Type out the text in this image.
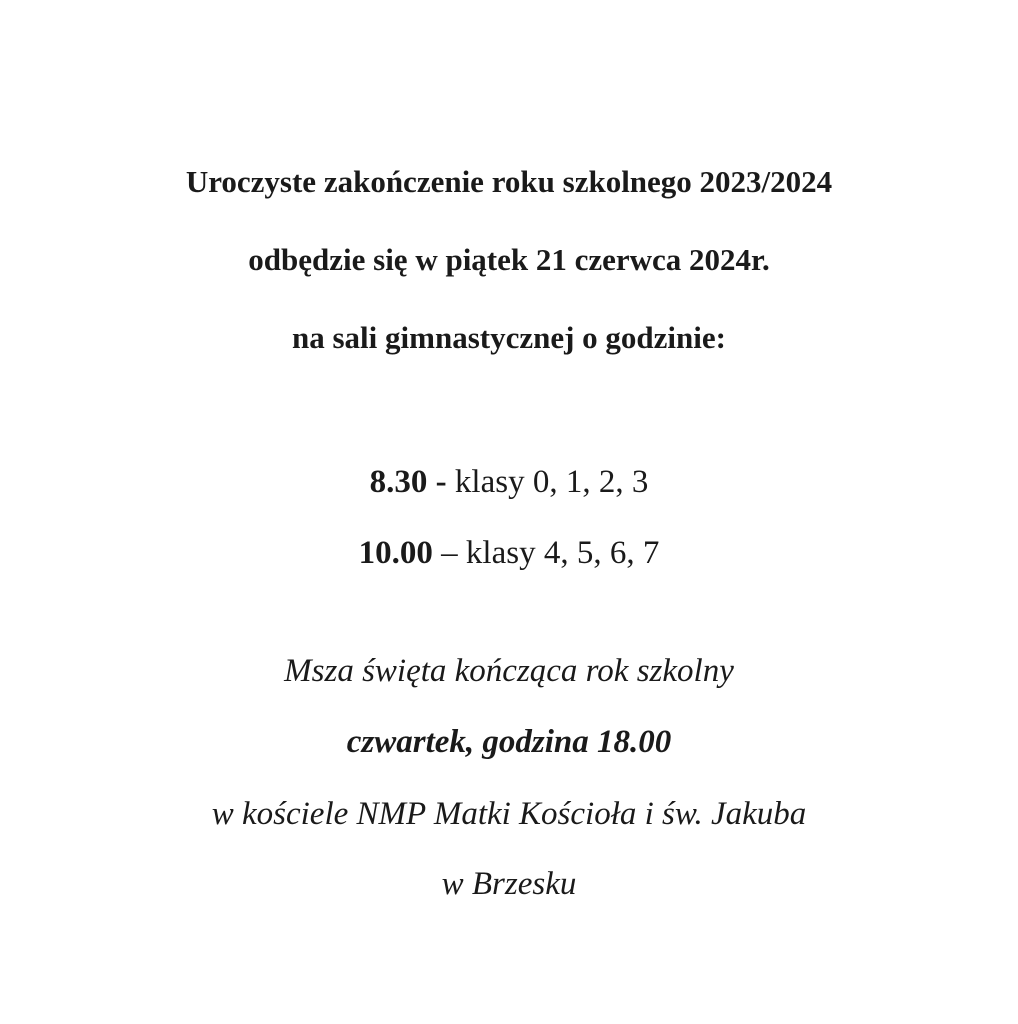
Uroczyste zakończenie roku szkolnego 2023/2024
odbędzie się w piątek 21 czerwca 2024r.
na sali gimnastycznej o godzinie:
8.30 - klasy 0, 1, 2, 3
10.00 – klasy 4, 5, 6, 7
Msza święta kończąca rok szkolny
czwartek, godzina 18.00
w kościele NMP Matki Kościoła i św. Jakuba
w Brzesku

- [Task description] Set down the lines of the records above exactly, apart from the pictures.

- [Output below]
Type out the text in this image.
Uroczyste zakończenie roku szkolnego 2023/2024
odbędzie się w piątek 21 czerwca 2024r.
na sali gimnastycznej o godzinie:
8.30 - klasy 0, 1, 2, 3
10.00 – klasy 4, 5, 6, 7
Msza święta kończąca rok szkolny
czwartek, godzina 18.00
w kościele NMP Matki Kościoła i św. Jakuba
w Brzesku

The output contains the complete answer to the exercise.